ECONOMÍA

Calculan que el Gobierno necesita u$s 8 millones para frenar la escalada del "dólar blue"

“El dólar está que es un barrilete”, se entusiasma un cuevero, que no para de hacer operaciones desde el alza del billete. El blue tocó ayer el récord de $ 7,60, aunque cerró a $ 7,54 para la compra y a $ 7,57 para la venta, lo que marca una brecha del 52% con la cotizaicón oficial.

En el ambiente no terminan de entiender por qué no aparecen las “manos mágicas” del gobierno, ofertando divisas a través de financieras oficialistas a un precio menor para hacerlo bajar.

“Con u$s 8 millones es más que suficiente”, calculan en la City porteña. La estimación parte de la premisa de que el mercado paralelo ya llega a mover unos u$s 40 millones diarios (contra u$s 30 millones de octubre pasado). Al inyectar liquidez por el 20% del mercado enseguida lo hacen bajar, aseguran. “Con u$s 5 millones les basta para mantener la misma cotización y que no haya aumento en el precio, aunque tampoco un descenso”, explican las fuentes conocedoras del ambiente, quienes comentan que en ocubre pasado con estos mismos u$s 5 millones el Gobierno lograba una baja en la cotización, y le bastaban u$s 3 millones para sostenerlo sin que el billete se fuera para arriba.

Si se toma en cuenta que la Bolsa porteña movió ayer un total de casi $ 50 millones en acciones, la cifra equivale a unos u$s 6,5 millones tomando la cotización del dólar blue. O sea, todo el mercado bursátil argentino mueve apenas el 15% de las compras realizadas en el blue.

“Si no te tenés que ir de vacaciones, te conviene esperar, porque en marzo la divisa va a bajar, ya que la demanda actual es estacional”, es el consejo que brindan las financieras a sus clientes, como si fueran un banco de inversión haciendo proyecciones macroeconómicas a sus stakeholders sobre el futuro.

¿A qué obedece esta suba? “A que el dólar oficial es una mentira, ni siquiera debería tener una cotización, ya que el verdadero dólar libre es el que vendemos nosotros”, revelan los cambistas, quienes, a su vez, agradecen eternamente al gobierno de Cristina Kirchner que haya provocado esta volatilidad. “Cuánto más revolucionada está la plaza, más trabajo tenemos. Si las reglas de juego estuvieran claras, el blue dejaría de ser negocio”, dicen.

________________________

● **QUÉ DEBES HACER**
Retoma la nota sobre el dólar blue y sigue escribiéndola a partir de su última oración.

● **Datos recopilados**

________________________

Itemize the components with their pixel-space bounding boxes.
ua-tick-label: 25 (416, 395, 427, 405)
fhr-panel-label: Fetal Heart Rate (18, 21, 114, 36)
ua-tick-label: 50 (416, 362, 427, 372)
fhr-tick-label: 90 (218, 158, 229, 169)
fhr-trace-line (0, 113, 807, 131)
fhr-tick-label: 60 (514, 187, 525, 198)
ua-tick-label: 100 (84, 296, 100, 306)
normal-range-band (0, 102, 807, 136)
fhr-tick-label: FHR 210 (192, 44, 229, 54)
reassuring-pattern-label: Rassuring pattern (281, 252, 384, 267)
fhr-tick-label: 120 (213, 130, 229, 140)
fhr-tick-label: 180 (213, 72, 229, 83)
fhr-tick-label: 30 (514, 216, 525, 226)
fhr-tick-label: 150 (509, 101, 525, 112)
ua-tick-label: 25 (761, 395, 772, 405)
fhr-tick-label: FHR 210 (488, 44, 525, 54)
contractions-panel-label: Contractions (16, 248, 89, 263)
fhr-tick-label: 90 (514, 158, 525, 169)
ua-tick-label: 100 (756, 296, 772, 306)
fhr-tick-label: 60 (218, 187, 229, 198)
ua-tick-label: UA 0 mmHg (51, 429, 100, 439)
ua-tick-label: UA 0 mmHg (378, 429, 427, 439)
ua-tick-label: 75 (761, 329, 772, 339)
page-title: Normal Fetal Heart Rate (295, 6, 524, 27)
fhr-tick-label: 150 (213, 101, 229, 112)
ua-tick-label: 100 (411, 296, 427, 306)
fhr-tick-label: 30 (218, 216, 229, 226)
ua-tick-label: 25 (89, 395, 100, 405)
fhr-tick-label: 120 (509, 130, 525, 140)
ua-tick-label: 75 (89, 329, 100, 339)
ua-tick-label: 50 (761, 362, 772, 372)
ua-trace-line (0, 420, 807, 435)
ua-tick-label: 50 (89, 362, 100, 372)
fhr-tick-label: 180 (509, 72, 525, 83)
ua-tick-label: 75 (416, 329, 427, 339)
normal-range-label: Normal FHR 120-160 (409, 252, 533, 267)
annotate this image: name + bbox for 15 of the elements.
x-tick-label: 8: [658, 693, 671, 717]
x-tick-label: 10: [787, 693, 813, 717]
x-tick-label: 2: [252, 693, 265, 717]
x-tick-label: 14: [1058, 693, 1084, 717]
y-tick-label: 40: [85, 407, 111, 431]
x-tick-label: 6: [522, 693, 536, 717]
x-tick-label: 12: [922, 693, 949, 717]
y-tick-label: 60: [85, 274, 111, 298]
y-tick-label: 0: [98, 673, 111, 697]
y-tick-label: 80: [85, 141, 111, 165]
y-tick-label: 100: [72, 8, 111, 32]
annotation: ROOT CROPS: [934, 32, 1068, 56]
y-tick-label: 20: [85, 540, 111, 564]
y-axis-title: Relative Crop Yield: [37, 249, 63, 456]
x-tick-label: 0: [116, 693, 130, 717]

________________________

● **RESULTADO DEL EJERCICIO**
Basta un ejemplo: quien compró u$s 100.000 en diciembre a cambio de $ 656.000, 30 días después vendió esas divisas y se hizo $ 100.000 limpios.

Ante esta escalada del billete, la decisión que tomaron las cuevas es terminar la jornada laboral “comprados”, ya que sería mucho riesgo terminar “vendidos”. ¿Qué significa esto en la jerga del mundillo? Con los pesos que les sobran al final del día, las financieras se comunican con el corredor para “arreglar precio” y comprarle esa cifra en dólares, de modo de no quedarse con los pesos encima en su tesoro, que al día siguiente podrán devaluarse y valer menos.

“Es la táctica más conservadora: quien termina la jornada vendido en pesos se arriesga demasiado”, opinan los que saben sobre este metier.

Los conocedores del negocio sostienen que la divisa debería descender hoy, ya que el viernes es un día flojo para el turismo. Como la mayoría de la gente empieza sus vacaciones el fin de semana, cambian el miércoles o el jueves, que son los dos días de mayor movimiento, ya que la AFIP sólo habilita las compras 72 horas antes. El resto del dinero necesario para el viaje lo adquieren en el mercado informal.